How many lines in the entries below contain the string "element", counting only matches in the same case? Reply with the number alone.

__INFORMATION SHOWN__:
━━━━━━━━━━━━━━━━━━━━━━━━━━━━━━

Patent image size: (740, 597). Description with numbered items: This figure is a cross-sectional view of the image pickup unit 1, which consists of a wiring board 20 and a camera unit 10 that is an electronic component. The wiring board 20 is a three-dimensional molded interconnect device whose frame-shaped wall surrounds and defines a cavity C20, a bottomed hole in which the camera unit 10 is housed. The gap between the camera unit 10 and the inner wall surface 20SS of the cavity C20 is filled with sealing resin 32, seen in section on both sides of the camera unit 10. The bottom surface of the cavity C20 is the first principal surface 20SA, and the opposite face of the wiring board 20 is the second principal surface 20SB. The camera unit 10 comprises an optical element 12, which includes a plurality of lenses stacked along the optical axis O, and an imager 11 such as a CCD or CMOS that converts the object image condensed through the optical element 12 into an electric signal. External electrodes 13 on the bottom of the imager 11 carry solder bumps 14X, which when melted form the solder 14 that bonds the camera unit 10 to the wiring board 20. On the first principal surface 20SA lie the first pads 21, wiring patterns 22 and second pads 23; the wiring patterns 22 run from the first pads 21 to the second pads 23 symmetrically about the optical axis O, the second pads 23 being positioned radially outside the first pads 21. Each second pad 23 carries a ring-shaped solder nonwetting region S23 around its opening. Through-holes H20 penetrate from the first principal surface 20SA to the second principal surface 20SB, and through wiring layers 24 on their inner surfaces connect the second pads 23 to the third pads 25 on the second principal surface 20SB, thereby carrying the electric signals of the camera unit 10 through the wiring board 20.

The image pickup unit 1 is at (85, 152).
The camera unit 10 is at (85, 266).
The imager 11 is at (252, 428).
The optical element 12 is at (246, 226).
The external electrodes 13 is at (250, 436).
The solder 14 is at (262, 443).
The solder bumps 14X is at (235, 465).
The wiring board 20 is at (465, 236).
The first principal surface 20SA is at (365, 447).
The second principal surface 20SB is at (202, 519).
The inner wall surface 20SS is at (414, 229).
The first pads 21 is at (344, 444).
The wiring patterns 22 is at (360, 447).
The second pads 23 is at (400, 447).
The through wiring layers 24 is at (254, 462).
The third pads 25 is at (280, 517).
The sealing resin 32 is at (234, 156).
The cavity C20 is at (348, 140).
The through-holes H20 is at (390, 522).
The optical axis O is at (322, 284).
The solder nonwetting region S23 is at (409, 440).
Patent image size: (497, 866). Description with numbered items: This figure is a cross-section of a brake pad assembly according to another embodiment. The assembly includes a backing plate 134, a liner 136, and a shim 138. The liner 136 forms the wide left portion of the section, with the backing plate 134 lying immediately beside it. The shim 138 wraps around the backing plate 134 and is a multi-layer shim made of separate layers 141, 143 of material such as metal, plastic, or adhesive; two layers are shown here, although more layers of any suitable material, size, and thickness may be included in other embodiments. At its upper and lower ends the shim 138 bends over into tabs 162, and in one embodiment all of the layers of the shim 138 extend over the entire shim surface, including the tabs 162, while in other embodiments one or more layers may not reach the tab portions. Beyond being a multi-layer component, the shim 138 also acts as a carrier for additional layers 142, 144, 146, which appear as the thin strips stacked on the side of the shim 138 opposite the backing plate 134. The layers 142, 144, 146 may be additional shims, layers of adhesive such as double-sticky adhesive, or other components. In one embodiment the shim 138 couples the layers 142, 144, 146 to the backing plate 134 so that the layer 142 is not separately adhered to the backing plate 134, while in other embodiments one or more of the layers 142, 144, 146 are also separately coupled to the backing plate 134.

━━━━━━━━━━━━━━━━━━━━━━━━━━━━━━

__WRITTEN RESPONSE__: 2